#### PROBLEM TO SOLVE:
Write out the full listing exactly as given, minus the images.

#### RECORD LIST:
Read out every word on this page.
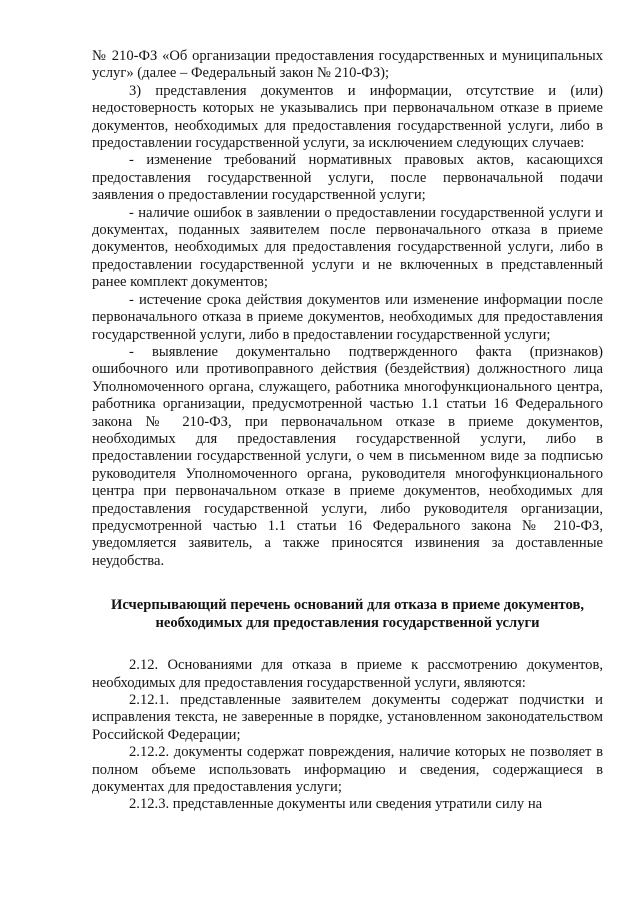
№ 210-ФЗ «Об организации предоставления государственных и муниципальных услуг» (далее – Федеральный закон № 210-ФЗ);

3) представления документов и информации, отсутствие и (или) недостоверность которых не указывались при первоначальном отказе в приеме документов, необходимых для предоставления государственной услуги, либо в предоставлении государственной услуги, за исключением следующих случаев:

- изменение требований нормативных правовых актов, касающихся предоставления государственной услуги, после первоначальной подачи заявления о предоставлении государственной услуги;

- наличие ошибок в заявлении о предоставлении государственной услуги и документах, поданных заявителем после первоначального отказа в приеме документов, необходимых для предоставления государственной услуги, либо в предоставлении государственной услуги и не включенных в представленный ранее комплект документов;

- истечение срока действия документов или изменение информации после первоначального отказа в приеме документов, необходимых для предоставления государственной услуги, либо в предоставлении государственной услуги;

- выявление документально подтвержденного факта (признаков) ошибочного или противоправного действия (бездействия) должностного лица Уполномоченного органа, служащего, работника многофункционального центра, работника организации, предусмотренной частью 1.1 статьи 16 Федерального закона № 210-ФЗ, при первоначальном отказе в приеме документов, необходимых для предоставления государственной услуги, либо в предоставлении государственной услуги, о чем в письменном виде за подписью руководителя Уполномоченного органа, руководителя многофункционального центра при первоначальном отказе в приеме документов, необходимых для предоставления государственной услуги, либо руководителя организации, предусмотренной частью 1.1 статьи 16 Федерального закона № 210-ФЗ, уведомляется заявитель, а также приносятся извинения за доставленные неудобства.

Исчерпывающий перечень оснований для отказа в приеме документов, необходимых для предоставления государственной услуги

2.12. Основаниями для отказа в приеме к рассмотрению документов, необходимых для предоставления государственной услуги, являются:

2.12.1. представленные заявителем документы содержат подчистки и исправления текста, не заверенные в порядке, установленном законодательством Российской Федерации;

2.12.2. документы содержат повреждения, наличие которых не позволяет в полном объеме использовать информацию и сведения, содержащиеся в документах для предоставления услуги;

2.12.3. представленные документы или сведения утратили силу на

#### ANSWER BELOW:
Read out every word on this page.
№ 210-ФЗ «Об организации предоставления государственных и муниципальных услуг» (далее – Федеральный закон № 210-ФЗ);

3) представления документов и информации, отсутствие и (или) недостоверность которых не указывались при первоначальном отказе в приеме документов, необходимых для предоставления государственной услуги, либо в предоставлении государственной услуги, за исключением следующих случаев:

- изменение требований нормативных правовых актов, касающихся предоставления государственной услуги, после первоначальной подачи заявления о предоставлении государственной услуги;

- наличие ошибок в заявлении о предоставлении государственной услуги и документах, поданных заявителем после первоначального отказа в приеме документов, необходимых для предоставления государственной услуги, либо в предоставлении государственной услуги и не включенных в представленный ранее комплект документов;

- истечение срока действия документов или изменение информации после первоначального отказа в приеме документов, необходимых для предоставления государственной услуги, либо в предоставлении государственной услуги;

- выявление документально подтвержденного факта (признаков) ошибочного или противоправного действия (бездействия) должностного лица Уполномоченного органа, служащего, работника многофункционального центра, работника организации, предусмотренной частью 1.1 статьи 16 Федерального закона № 210-ФЗ, при первоначальном отказе в приеме документов, необходимых для предоставления государственной услуги, либо в предоставлении государственной услуги, о чем в письменном виде за подписью руководителя Уполномоченного органа, руководителя многофункционального центра при первоначальном отказе в приеме документов, необходимых для предоставления государственной услуги, либо руководителя организации, предусмотренной частью 1.1 статьи 16 Федерального закона № 210-ФЗ, уведомляется заявитель, а также приносятся извинения за доставленные неудобства.

Исчерпывающий перечень оснований для отказа в приеме документов, необходимых для предоставления государственной услуги

2.12. Основаниями для отказа в приеме к рассмотрению документов, необходимых для предоставления государственной услуги, являются:

2.12.1. представленные заявителем документы содержат подчистки и исправления текста, не заверенные в порядке, установленном законодательством Российской Федерации;

2.12.2. документы содержат повреждения, наличие которых не позволяет в полном объеме использовать информацию и сведения, содержащиеся в документах для предоставления услуги;

2.12.3. представленные документы или сведения утратили силу на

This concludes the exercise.